Task: Pictures aside, write out every record exactly as it appears.

The input:
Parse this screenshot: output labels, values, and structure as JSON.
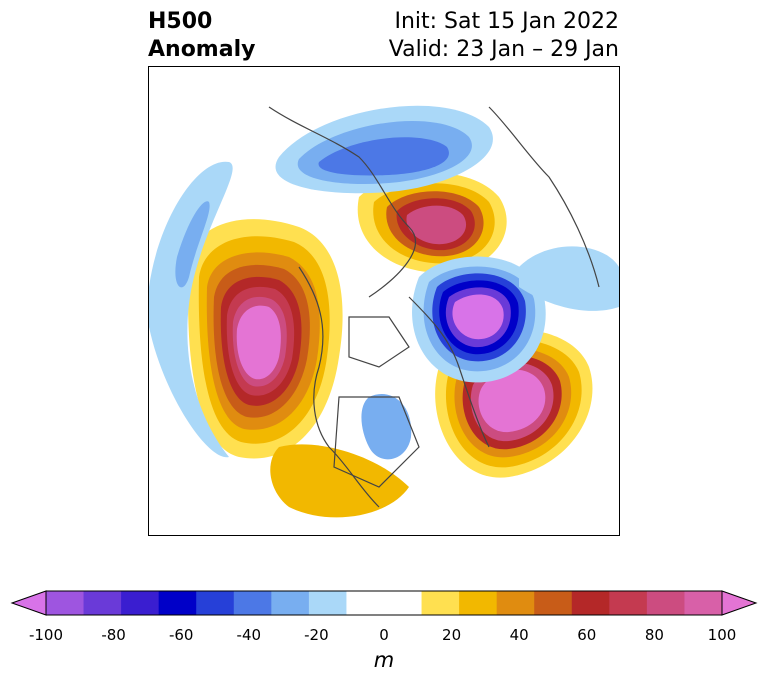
{
  "title": {
    "left_line1": "H500",
    "left_line2": "Anomaly",
    "right_line1": "Init: Sat 15 Jan 2022",
    "right_line2": "Valid: 23 Jan – 29 Jan"
  },
  "colorbar": {
    "unit": "m",
    "ticks": [
      "-100",
      "-80",
      "-60",
      "-40",
      "-20",
      "0",
      "20",
      "40",
      "60",
      "80",
      "100"
    ],
    "colors": [
      "#d873e8",
      "#9e55e0",
      "#6a3ad8",
      "#3a1ed0",
      "#0000c8",
      "#2640d8",
      "#4c78e6",
      "#78aef0",
      "#aad8f8",
      "#ffffff",
      "#ffffff",
      "#ffe050",
      "#f2b800",
      "#e08c10",
      "#c85c18",
      "#b42828",
      "#c43a50",
      "#cc4c80",
      "#d860a8",
      "#e474d4"
    ]
  },
  "map": {
    "projection": "north-polar-stereographic",
    "field": "500 hPa geopotential height anomaly"
  }
}
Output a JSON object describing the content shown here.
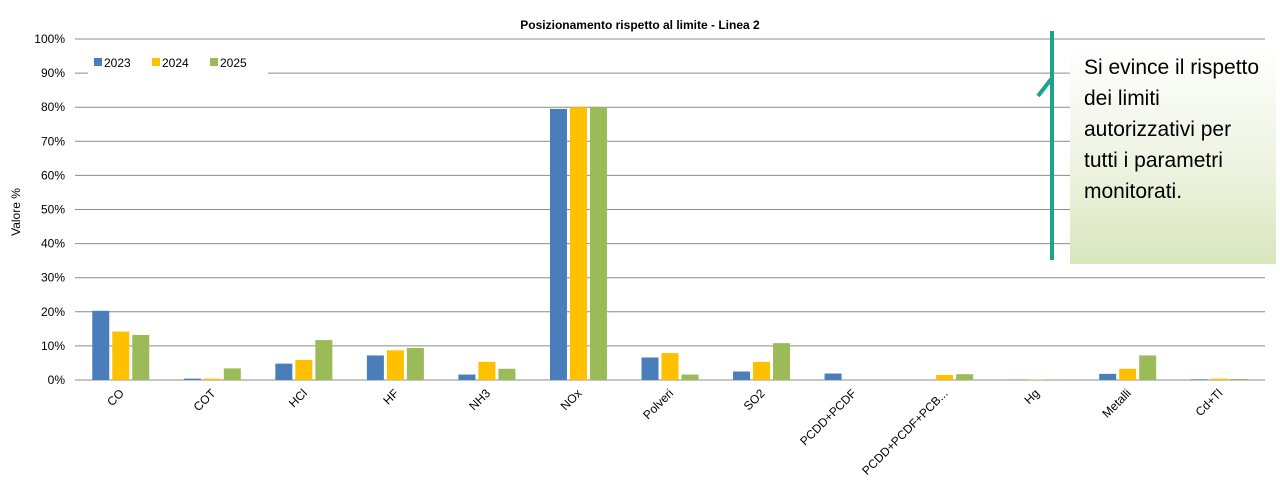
{
  "chart_data": {
    "type": "bar",
    "title": "Posizionamento rispetto al limite - Linea 2",
    "y_label": "Valore %",
    "categories": [
      "CO",
      "COT",
      "HCl",
      "HF",
      "NH3",
      "NOx",
      "Polveri",
      "SO2",
      "PCDD+PCDF",
      "PCDD+PCDF+PCB...",
      "Hg",
      "Metalli",
      "Cd+Tl"
    ],
    "series": [
      {
        "name": "2023",
        "color": "#4a7ebb",
        "values": [
          20.3,
          0.4,
          4.8,
          7.2,
          1.6,
          79.5,
          6.6,
          2.5,
          1.9,
          0,
          0.1,
          1.8,
          0.2
        ]
      },
      {
        "name": "2024",
        "color": "#ffc000",
        "values": [
          14.2,
          0.4,
          5.9,
          8.7,
          5.3,
          80,
          7.9,
          5.3,
          0,
          1.5,
          0.1,
          3.3,
          0.4
        ]
      },
      {
        "name": "2025",
        "color": "#9bbb59",
        "values": [
          13.2,
          3.4,
          11.7,
          9.4,
          3.3,
          80,
          1.6,
          10.8,
          0,
          1.7,
          0.1,
          7.2,
          0.3
        ]
      }
    ],
    "ylim": [
      0,
      100
    ],
    "yticks": [
      {
        "value": 0,
        "label": "0%"
      },
      {
        "value": 10,
        "label": "10%"
      },
      {
        "value": 20,
        "label": "20%"
      },
      {
        "value": 30,
        "label": "30%"
      },
      {
        "value": 40,
        "label": "40%"
      },
      {
        "value": 50,
        "label": "50%"
      },
      {
        "value": 60,
        "label": "60%"
      },
      {
        "value": 70,
        "label": "70%"
      },
      {
        "value": 80,
        "label": "80%"
      },
      {
        "value": 90,
        "label": "90%"
      },
      {
        "value": 100,
        "label": "100%"
      }
    ],
    "grid": true,
    "legend": "top-left"
  },
  "callout": {
    "text": "Si evince il rispetto dei limiti autorizzativi per tutti i parametri monitorati."
  }
}
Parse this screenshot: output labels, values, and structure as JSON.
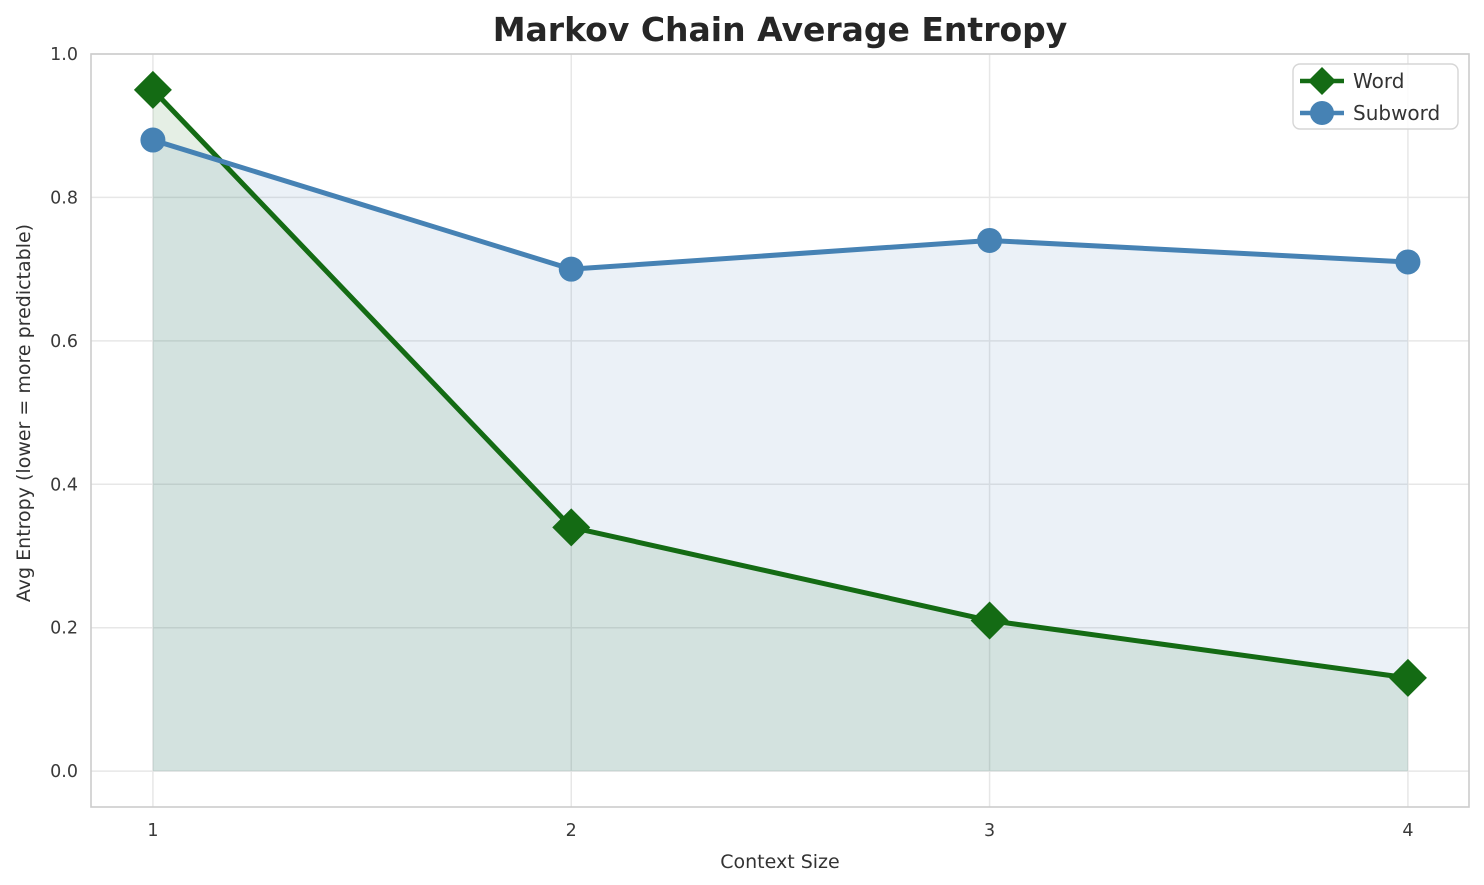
{
  "chart_data": {
    "type": "line",
    "title": "Markov Chain Average Entropy",
    "xlabel": "Context Size",
    "ylabel": "Avg Entropy (lower = more predictable)",
    "x": [
      1,
      2,
      3,
      4
    ],
    "series": [
      {
        "name": "Word",
        "values": [
          0.95,
          0.34,
          0.21,
          0.13
        ],
        "color": "#146b14",
        "marker": "diamond",
        "fill_to_zero": true
      },
      {
        "name": "Subword",
        "values": [
          0.88,
          0.7,
          0.74,
          0.71
        ],
        "color": "#4682b4",
        "marker": "circle",
        "fill_to_zero": true
      }
    ],
    "xticks": [
      1,
      2,
      3,
      4
    ],
    "xtick_labels": [
      "1",
      "2",
      "3",
      "4"
    ],
    "yticks": [
      0.0,
      0.2,
      0.4,
      0.6,
      0.8,
      1.0
    ],
    "ytick_labels": [
      "0.0",
      "0.2",
      "0.4",
      "0.6",
      "0.8",
      "1.0"
    ],
    "xlim": [
      0.852,
      4.146
    ],
    "ylim": [
      -0.05,
      1.0
    ],
    "grid": true,
    "legend_position": "upper right",
    "fill_alpha": 0.11,
    "line_width": 5,
    "colors": {
      "background": "#ffffff",
      "grid": "#e7e7e7",
      "spine": "#cccccc",
      "tick_text": "#3a3a3a",
      "title_text": "#262626"
    }
  }
}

Full response:
Parse this screenshot: output labels, values, and structure as JSON.
{
  "title": {
    "left_line1": "H500",
    "left_line2": "Anomaly",
    "right_line1": "Init: Sat 15 Jan 2022",
    "right_line2": "Valid: 23 Jan – 29 Jan"
  },
  "colorbar": {
    "unit": "m",
    "ticks": [
      "-100",
      "-80",
      "-60",
      "-40",
      "-20",
      "0",
      "20",
      "40",
      "60",
      "80",
      "100"
    ],
    "colors": [
      "#d873e8",
      "#9e55e0",
      "#6a3ad8",
      "#3a1ed0",
      "#0000c8",
      "#2640d8",
      "#4c78e6",
      "#78aef0",
      "#aad8f8",
      "#ffffff",
      "#ffffff",
      "#ffe050",
      "#f2b800",
      "#e08c10",
      "#c85c18",
      "#b42828",
      "#c43a50",
      "#cc4c80",
      "#d860a8",
      "#e474d4"
    ]
  },
  "map": {
    "projection": "north-polar-stereographic",
    "field": "500 hPa geopotential height anomaly"
  }
}
Output a JSON object describing the content shown here.
{
  "chart_data": {
    "type": "bar",
    "title": "Posizionamento rispetto al limite - Linea 2",
    "y_label": "Valore %",
    "categories": [
      "CO",
      "COT",
      "HCl",
      "HF",
      "NH3",
      "NOx",
      "Polveri",
      "SO2",
      "PCDD+PCDF",
      "PCDD+PCDF+PCB...",
      "Hg",
      "Metalli",
      "Cd+Tl"
    ],
    "series": [
      {
        "name": "2023",
        "color": "#4a7ebb",
        "values": [
          20.3,
          0.4,
          4.8,
          7.2,
          1.6,
          79.5,
          6.6,
          2.5,
          1.9,
          0,
          0.1,
          1.8,
          0.2
        ]
      },
      {
        "name": "2024",
        "color": "#ffc000",
        "values": [
          14.2,
          0.4,
          5.9,
          8.7,
          5.3,
          80,
          7.9,
          5.3,
          0,
          1.5,
          0.1,
          3.3,
          0.4
        ]
      },
      {
        "name": "2025",
        "color": "#9bbb59",
        "values": [
          13.2,
          3.4,
          11.7,
          9.4,
          3.3,
          80,
          1.6,
          10.8,
          0,
          1.7,
          0.1,
          7.2,
          0.3
        ]
      }
    ],
    "ylim": [
      0,
      100
    ],
    "yticks": [
      {
        "value": 0,
        "label": "0%"
      },
      {
        "value": 10,
        "label": "10%"
      },
      {
        "value": 20,
        "label": "20%"
      },
      {
        "value": 30,
        "label": "30%"
      },
      {
        "value": 40,
        "label": "40%"
      },
      {
        "value": 50,
        "label": "50%"
      },
      {
        "value": 60,
        "label": "60%"
      },
      {
        "value": 70,
        "label": "70%"
      },
      {
        "value": 80,
        "label": "80%"
      },
      {
        "value": 90,
        "label": "90%"
      },
      {
        "value": 100,
        "label": "100%"
      }
    ],
    "grid": true,
    "legend": "top-left"
  },
  "callout": {
    "text": "Si evince il rispetto dei limiti autorizzativi per tutti i parametri monitorati."
  }
}
Parse this screenshot: output labels, values, and structure as JSON.
{
  "chart_data": {
    "type": "line",
    "title": "Markov Chain Average Entropy",
    "xlabel": "Context Size",
    "ylabel": "Avg Entropy (lower = more predictable)",
    "x": [
      1,
      2,
      3,
      4
    ],
    "series": [
      {
        "name": "Word",
        "values": [
          0.95,
          0.34,
          0.21,
          0.13
        ],
        "color": "#146b14",
        "marker": "diamond",
        "fill_to_zero": true
      },
      {
        "name": "Subword",
        "values": [
          0.88,
          0.7,
          0.74,
          0.71
        ],
        "color": "#4682b4",
        "marker": "circle",
        "fill_to_zero": true
      }
    ],
    "xticks": [
      1,
      2,
      3,
      4
    ],
    "xtick_labels": [
      "1",
      "2",
      "3",
      "4"
    ],
    "yticks": [
      0.0,
      0.2,
      0.4,
      0.6,
      0.8,
      1.0
    ],
    "ytick_labels": [
      "0.0",
      "0.2",
      "0.4",
      "0.6",
      "0.8",
      "1.0"
    ],
    "xlim": [
      0.852,
      4.146
    ],
    "ylim": [
      -0.05,
      1.0
    ],
    "grid": true,
    "legend_position": "upper right",
    "fill_alpha": 0.11,
    "line_width": 5,
    "colors": {
      "background": "#ffffff",
      "grid": "#e7e7e7",
      "spine": "#cccccc",
      "tick_text": "#3a3a3a",
      "title_text": "#262626"
    }
  }
}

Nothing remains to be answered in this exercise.